Please restate the following records word for word.
— Start of Data lines —
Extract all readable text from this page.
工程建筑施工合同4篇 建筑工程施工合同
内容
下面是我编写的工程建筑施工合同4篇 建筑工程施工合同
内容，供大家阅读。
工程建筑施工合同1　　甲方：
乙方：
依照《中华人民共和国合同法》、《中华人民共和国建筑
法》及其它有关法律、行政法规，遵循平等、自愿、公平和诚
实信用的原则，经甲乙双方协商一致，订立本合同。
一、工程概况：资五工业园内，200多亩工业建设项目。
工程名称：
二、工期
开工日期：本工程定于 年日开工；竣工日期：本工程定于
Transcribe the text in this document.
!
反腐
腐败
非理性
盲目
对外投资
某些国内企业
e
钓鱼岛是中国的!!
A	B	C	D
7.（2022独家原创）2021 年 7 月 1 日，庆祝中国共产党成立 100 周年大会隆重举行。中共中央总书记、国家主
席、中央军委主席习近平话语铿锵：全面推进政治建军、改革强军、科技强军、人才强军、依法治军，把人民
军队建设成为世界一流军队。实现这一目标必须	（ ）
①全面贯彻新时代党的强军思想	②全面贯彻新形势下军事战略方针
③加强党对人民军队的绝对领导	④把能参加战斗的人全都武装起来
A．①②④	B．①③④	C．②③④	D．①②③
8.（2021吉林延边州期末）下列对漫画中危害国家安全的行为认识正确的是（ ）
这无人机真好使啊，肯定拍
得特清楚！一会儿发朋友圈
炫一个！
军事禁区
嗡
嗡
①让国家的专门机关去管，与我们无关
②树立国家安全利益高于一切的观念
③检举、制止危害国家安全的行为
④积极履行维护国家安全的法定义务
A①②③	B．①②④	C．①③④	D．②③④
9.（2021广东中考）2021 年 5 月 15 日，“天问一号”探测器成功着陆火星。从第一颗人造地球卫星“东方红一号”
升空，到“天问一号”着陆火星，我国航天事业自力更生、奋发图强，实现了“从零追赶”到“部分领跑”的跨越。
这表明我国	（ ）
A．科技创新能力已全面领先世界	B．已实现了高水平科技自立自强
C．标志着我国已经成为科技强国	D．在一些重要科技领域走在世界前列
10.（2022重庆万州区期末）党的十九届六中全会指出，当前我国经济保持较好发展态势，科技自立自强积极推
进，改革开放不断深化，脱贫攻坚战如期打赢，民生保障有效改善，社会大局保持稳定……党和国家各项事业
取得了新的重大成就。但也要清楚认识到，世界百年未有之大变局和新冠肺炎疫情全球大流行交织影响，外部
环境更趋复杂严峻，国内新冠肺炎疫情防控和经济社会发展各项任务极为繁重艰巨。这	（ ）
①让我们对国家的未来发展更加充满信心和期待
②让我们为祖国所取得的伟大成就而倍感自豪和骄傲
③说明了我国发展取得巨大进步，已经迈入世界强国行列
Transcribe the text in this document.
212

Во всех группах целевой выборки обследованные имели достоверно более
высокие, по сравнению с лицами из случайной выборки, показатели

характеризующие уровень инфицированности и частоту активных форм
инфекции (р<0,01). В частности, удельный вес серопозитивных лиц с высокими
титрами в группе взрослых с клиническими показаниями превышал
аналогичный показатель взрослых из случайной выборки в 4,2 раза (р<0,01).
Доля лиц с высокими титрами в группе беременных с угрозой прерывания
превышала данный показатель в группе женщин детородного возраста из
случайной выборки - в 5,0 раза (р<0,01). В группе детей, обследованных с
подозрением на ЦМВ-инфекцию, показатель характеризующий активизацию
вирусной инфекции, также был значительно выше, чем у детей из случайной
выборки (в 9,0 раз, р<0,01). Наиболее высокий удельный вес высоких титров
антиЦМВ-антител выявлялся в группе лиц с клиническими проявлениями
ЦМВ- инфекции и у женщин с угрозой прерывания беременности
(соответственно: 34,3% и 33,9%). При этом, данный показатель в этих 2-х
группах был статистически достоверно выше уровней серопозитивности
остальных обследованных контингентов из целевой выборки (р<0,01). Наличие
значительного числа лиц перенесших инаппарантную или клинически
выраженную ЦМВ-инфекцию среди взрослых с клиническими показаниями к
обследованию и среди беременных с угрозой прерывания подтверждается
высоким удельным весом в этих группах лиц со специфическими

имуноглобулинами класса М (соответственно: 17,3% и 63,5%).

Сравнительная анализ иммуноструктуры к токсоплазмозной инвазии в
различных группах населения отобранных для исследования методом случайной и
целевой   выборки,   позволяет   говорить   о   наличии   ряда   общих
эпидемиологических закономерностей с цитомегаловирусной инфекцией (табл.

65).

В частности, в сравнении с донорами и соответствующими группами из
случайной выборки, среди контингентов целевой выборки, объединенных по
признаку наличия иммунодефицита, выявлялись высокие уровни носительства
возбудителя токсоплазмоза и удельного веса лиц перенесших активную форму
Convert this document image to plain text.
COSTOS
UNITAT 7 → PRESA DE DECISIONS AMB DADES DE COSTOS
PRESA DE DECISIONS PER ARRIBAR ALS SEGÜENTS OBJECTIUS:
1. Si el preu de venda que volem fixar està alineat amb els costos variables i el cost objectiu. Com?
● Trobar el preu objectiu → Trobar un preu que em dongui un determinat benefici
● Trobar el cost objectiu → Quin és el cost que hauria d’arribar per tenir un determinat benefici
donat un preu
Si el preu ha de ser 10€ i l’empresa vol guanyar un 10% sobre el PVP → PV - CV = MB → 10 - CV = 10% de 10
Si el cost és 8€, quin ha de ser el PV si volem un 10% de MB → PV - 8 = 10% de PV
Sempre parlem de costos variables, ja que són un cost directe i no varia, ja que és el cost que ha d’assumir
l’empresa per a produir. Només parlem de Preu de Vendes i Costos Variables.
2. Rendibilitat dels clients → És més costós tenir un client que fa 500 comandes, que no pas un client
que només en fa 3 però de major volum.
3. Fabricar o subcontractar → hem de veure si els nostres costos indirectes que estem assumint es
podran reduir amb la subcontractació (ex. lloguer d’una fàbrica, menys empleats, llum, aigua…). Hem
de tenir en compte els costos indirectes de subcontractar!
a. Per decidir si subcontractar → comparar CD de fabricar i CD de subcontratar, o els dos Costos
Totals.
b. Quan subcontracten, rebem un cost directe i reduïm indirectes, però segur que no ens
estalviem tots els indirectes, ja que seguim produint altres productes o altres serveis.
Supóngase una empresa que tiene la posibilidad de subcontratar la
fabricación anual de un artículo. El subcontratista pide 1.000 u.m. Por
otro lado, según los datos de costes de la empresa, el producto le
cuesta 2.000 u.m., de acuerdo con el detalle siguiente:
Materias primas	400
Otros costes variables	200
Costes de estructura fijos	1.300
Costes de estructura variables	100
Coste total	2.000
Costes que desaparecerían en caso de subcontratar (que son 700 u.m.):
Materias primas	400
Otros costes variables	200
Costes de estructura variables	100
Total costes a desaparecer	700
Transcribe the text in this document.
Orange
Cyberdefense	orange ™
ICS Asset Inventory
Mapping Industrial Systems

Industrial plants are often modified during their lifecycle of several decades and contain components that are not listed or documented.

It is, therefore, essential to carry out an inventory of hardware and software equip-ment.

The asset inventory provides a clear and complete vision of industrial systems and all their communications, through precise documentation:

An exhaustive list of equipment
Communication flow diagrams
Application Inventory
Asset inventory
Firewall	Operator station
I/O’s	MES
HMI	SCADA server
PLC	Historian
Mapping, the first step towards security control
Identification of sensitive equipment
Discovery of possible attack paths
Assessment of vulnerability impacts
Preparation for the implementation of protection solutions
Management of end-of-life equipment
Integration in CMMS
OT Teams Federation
— End of Data lines —
Right answer
Extract all readable text from this page.
工程建筑施工合同4篇 建筑工程施工合同
内容
下面是我编写的工程建筑施工合同4篇 建筑工程施工合同
内容，供大家阅读。
工程建筑施工合同1　　甲方：
乙方：
依照《中华人民共和国合同法》、《中华人民共和国建筑
法》及其它有关法律、行政法规，遵循平等、自愿、公平和诚
实信用的原则，经甲乙双方协商一致，订立本合同。
一、工程概况：资五工业园内，200多亩工业建设项目。
工程名称：
二、工期
开工日期：本工程定于 年日开工；竣工日期：本工程定于
Transcribe the text in this document.
!
反腐
腐败
非理性
盲目
对外投资
某些国内企业
e
钓鱼岛是中国的!!
A	B	C	D
7.（2022独家原创）2021 年 7 月 1 日，庆祝中国共产党成立 100 周年大会隆重举行。中共中央总书记、国家主
席、中央军委主席习近平话语铿锵：全面推进政治建军、改革强军、科技强军、人才强军、依法治军，把人民
军队建设成为世界一流军队。实现这一目标必须	（ ）
①全面贯彻新时代党的强军思想	②全面贯彻新形势下军事战略方针
③加强党对人民军队的绝对领导	④把能参加战斗的人全都武装起来
A．①②④	B．①③④	C．②③④	D．①②③
8.（2021吉林延边州期末）下列对漫画中危害国家安全的行为认识正确的是（ ）
这无人机真好使啊，肯定拍
得特清楚！一会儿发朋友圈
炫一个！
军事禁区
嗡
嗡
①让国家的专门机关去管，与我们无关
②树立国家安全利益高于一切的观念
③检举、制止危害国家安全的行为
④积极履行维护国家安全的法定义务
A①②③	B．①②④	C．①③④	D．②③④
9.（2021广东中考）2021 年 5 月 15 日，“天问一号”探测器成功着陆火星。从第一颗人造地球卫星“东方红一号”
升空，到“天问一号”着陆火星，我国航天事业自力更生、奋发图强，实现了“从零追赶”到“部分领跑”的跨越。
这表明我国	（ ）
A．科技创新能力已全面领先世界	B．已实现了高水平科技自立自强
C．标志着我国已经成为科技强国	D．在一些重要科技领域走在世界前列
10.（2022重庆万州区期末）党的十九届六中全会指出，当前我国经济保持较好发展态势，科技自立自强积极推
进，改革开放不断深化，脱贫攻坚战如期打赢，民生保障有效改善，社会大局保持稳定……党和国家各项事业
取得了新的重大成就。但也要清楚认识到，世界百年未有之大变局和新冠肺炎疫情全球大流行交织影响，外部
环境更趋复杂严峻，国内新冠肺炎疫情防控和经济社会发展各项任务极为繁重艰巨。这	（ ）
①让我们对国家的未来发展更加充满信心和期待
②让我们为祖国所取得的伟大成就而倍感自豪和骄傲
③说明了我国发展取得巨大进步，已经迈入世界强国行列
Transcribe the text in this document.
212

Во всех группах целевой выборки обследованные имели достоверно более
высокие, по сравнению с лицами из случайной выборки, показатели

характеризующие уровень инфицированности и частоту активных форм
инфекции (р<0,01). В частности, удельный вес серопозитивных лиц с высокими
титрами в группе взрослых с клиническими показаниями превышал
аналогичный показатель взрослых из случайной выборки в 4,2 раза (р<0,01).
Доля лиц с высокими титрами в группе беременных с угрозой прерывания
превышала данный показатель в группе женщин детородного возраста из
случайной выборки - в 5,0 раза (р<0,01). В группе детей, обследованных с
подозрением на ЦМВ-инфекцию, показатель характеризующий активизацию
вирусной инфекции, также был значительно выше, чем у детей из случайной
выборки (в 9,0 раз, р<0,01). Наиболее высокий удельный вес высоких титров
антиЦМВ-антител выявлялся в группе лиц с клиническими проявлениями
ЦМВ- инфекции и у женщин с угрозой прерывания беременности
(соответственно: 34,3% и 33,9%). При этом, данный показатель в этих 2-х
группах был статистически достоверно выше уровней серопозитивности
остальных обследованных контингентов из целевой выборки (р<0,01). Наличие
значительного числа лиц перенесших инаппарантную или клинически
выраженную ЦМВ-инфекцию среди взрослых с клиническими показаниями к
обследованию и среди беременных с угрозой прерывания подтверждается
высоким удельным весом в этих группах лиц со специфическими

имуноглобулинами класса М (соответственно: 17,3% и 63,5%).

Сравнительная анализ иммуноструктуры к токсоплазмозной инвазии в
различных группах населения отобранных для исследования методом случайной и
целевой   выборки,   позволяет   говорить   о   наличии   ряда   общих
эпидемиологических закономерностей с цитомегаловирусной инфекцией (табл.

65).

В частности, в сравнении с донорами и соответствующими группами из
случайной выборки, среди контингентов целевой выборки, объединенных по
признаку наличия иммунодефицита, выявлялись высокие уровни носительства
возбудителя токсоплазмоза и удельного веса лиц перенесших активную форму
Convert this document image to plain text.
COSTOS
UNITAT 7 → PRESA DE DECISIONS AMB DADES DE COSTOS
PRESA DE DECISIONS PER ARRIBAR ALS SEGÜENTS OBJECTIUS:
1. Si el preu de venda que volem fixar està alineat amb els costos variables i el cost objectiu. Com?
● Trobar el preu objectiu → Trobar un preu que em dongui un determinat benefici
● Trobar el cost objectiu → Quin és el cost que hauria d’arribar per tenir un determinat benefici
donat un preu
Si el preu ha de ser 10€ i l’empresa vol guanyar un 10% sobre el PVP → PV - CV = MB → 10 - CV = 10% de 10
Si el cost és 8€, quin ha de ser el PV si volem un 10% de MB → PV - 8 = 10% de PV
Sempre parlem de costos variables, ja que són un cost directe i no varia, ja que és el cost que ha d’assumir
l’empresa per a produir. Només parlem de Preu de Vendes i Costos Variables.
2. Rendibilitat dels clients → És més costós tenir un client que fa 500 comandes, que no pas un client
que només en fa 3 però de major volum.
3. Fabricar o subcontractar → hem de veure si els nostres costos indirectes que estem assumint es
podran reduir amb la subcontractació (ex. lloguer d’una fàbrica, menys empleats, llum, aigua…). Hem
de tenir en compte els costos indirectes de subcontractar!
a. Per decidir si subcontractar → comparar CD de fabricar i CD de subcontratar, o els dos Costos
Totals.
b. Quan subcontracten, rebem un cost directe i reduïm indirectes, però segur que no ens
estalviem tots els indirectes, ja que seguim produint altres productes o altres serveis.
Supóngase una empresa que tiene la posibilidad de subcontratar la
fabricación anual de un artículo. El subcontratista pide 1.000 u.m. Por
otro lado, según los datos de costes de la empresa, el producto le
cuesta 2.000 u.m., de acuerdo con el detalle siguiente:
Materias primas	400
Otros costes variables	200
Costes de estructura fijos	1.300
Costes de estructura variables	100
Coste total	2.000
Costes que desaparecerían en caso de subcontratar (que son 700 u.m.):
Materias primas	400
Otros costes variables	200
Costes de estructura variables	100
Total costes a desaparecer	700
Transcribe the text in this document.
Orange
Cyberdefense	orange ™
ICS Asset Inventory
Mapping Industrial Systems

Industrial plants are often modified during their lifecycle of several decades and contain components that are not listed or documented.

It is, therefore, essential to carry out an inventory of hardware and software equip-ment.

The asset inventory provides a clear and complete vision of industrial systems and all their communications, through precise documentation:

An exhaustive list of equipment
Communication flow diagrams
Application Inventory
Asset inventory
Firewall	Operator station
I/O’s	MES
HMI	SCADA server
PLC	Historian
Mapping, the first step towards security control
Identification of sensitive equipment
Discovery of possible attack paths
Assessment of vulnerability impacts
Preparation for the implementation of protection solutions
Management of end-of-life equipment
Integration in CMMS
OT Teams Federation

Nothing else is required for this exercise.